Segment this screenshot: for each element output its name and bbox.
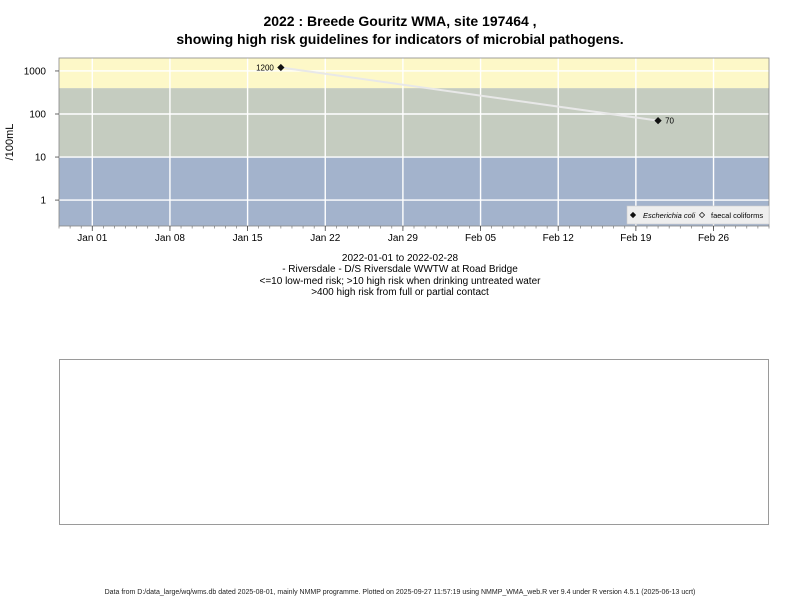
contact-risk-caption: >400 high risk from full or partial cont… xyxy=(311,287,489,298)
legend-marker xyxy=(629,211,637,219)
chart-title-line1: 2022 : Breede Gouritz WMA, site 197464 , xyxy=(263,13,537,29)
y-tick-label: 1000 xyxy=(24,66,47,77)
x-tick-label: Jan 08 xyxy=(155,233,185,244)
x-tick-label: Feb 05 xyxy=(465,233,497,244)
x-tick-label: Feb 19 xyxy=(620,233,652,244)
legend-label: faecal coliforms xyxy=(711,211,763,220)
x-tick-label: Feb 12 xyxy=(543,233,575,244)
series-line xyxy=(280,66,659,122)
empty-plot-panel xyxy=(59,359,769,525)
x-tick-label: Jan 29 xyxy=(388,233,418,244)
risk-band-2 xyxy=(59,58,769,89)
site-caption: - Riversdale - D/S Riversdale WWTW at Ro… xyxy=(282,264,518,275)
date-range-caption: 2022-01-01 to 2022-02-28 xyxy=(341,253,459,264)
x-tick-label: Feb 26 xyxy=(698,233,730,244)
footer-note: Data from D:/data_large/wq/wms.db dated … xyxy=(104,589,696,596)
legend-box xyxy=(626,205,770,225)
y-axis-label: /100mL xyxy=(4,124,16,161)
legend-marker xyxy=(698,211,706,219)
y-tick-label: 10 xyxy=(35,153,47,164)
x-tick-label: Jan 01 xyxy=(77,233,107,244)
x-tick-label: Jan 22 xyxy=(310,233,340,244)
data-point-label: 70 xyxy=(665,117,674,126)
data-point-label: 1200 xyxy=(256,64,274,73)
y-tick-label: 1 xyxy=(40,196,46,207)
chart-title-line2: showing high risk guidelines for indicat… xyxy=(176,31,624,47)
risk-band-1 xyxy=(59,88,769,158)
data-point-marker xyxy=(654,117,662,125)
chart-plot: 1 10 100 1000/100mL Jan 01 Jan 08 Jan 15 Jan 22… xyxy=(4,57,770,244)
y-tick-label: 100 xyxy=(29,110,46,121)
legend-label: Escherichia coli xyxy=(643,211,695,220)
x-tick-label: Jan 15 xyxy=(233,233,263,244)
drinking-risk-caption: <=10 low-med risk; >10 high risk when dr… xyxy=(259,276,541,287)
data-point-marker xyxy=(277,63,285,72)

*****

What is expected
In the records above, change every "x-tick-label" to "x-axis-tick" and reproduce all other text unchanged. Omit the pictures from the output.

Exercise response
Segment this screenshot: for each element output its name and bbox.
contact-risk-caption: >400 high risk from full or partial cont… xyxy=(311,287,489,298)
legend-marker xyxy=(629,211,637,219)
chart-title-line1: 2022 : Breede Gouritz WMA, site 197464 , xyxy=(263,13,537,29)
y-tick-label: 1000 xyxy=(24,66,47,77)
x-axis-tick: Jan 08 xyxy=(155,233,185,244)
x-axis-tick: Feb 05 xyxy=(465,233,497,244)
x-axis-tick: Feb 19 xyxy=(620,233,652,244)
legend-label: faecal coliforms xyxy=(711,211,763,220)
x-axis-tick: Feb 12 xyxy=(543,233,575,244)
series-line xyxy=(280,66,659,122)
empty-plot-panel xyxy=(59,359,769,525)
x-axis-tick: Jan 29 xyxy=(388,233,418,244)
risk-band-2 xyxy=(59,58,769,89)
site-caption: - Riversdale - D/S Riversdale WWTW at Ro… xyxy=(282,264,518,275)
date-range-caption: 2022-01-01 to 2022-02-28 xyxy=(341,253,459,264)
x-axis-tick: Feb 26 xyxy=(698,233,730,244)
footer-note: Data from D:/data_large/wq/wms.db dated … xyxy=(104,589,696,596)
legend-box xyxy=(626,205,770,225)
y-axis-label: /100mL xyxy=(4,124,16,161)
legend-marker xyxy=(698,211,706,219)
y-tick-label: 10 xyxy=(35,153,47,164)
x-axis-tick: Jan 01 xyxy=(77,233,107,244)
x-axis-tick: Jan 22 xyxy=(310,233,340,244)
data-point-label: 70 xyxy=(665,117,674,126)
data-point-label: 1200 xyxy=(256,64,274,73)
y-tick-label: 1 xyxy=(40,196,46,207)
chart-title-line2: showing high risk guidelines for indicat… xyxy=(176,31,624,47)
risk-band-1 xyxy=(59,88,769,158)
data-point-marker xyxy=(654,117,662,125)
chart-plot: 1 10 100 1000/100mL Jan 01 Jan 08 Jan 15 Jan 22… xyxy=(4,57,770,244)
y-tick-label: 100 xyxy=(29,110,46,121)
legend-label: Escherichia coli xyxy=(643,211,695,220)
x-axis-tick: Jan 15 xyxy=(233,233,263,244)
drinking-risk-caption: <=10 low-med risk; >10 high risk when dr… xyxy=(259,276,541,287)
data-point-marker xyxy=(277,63,285,72)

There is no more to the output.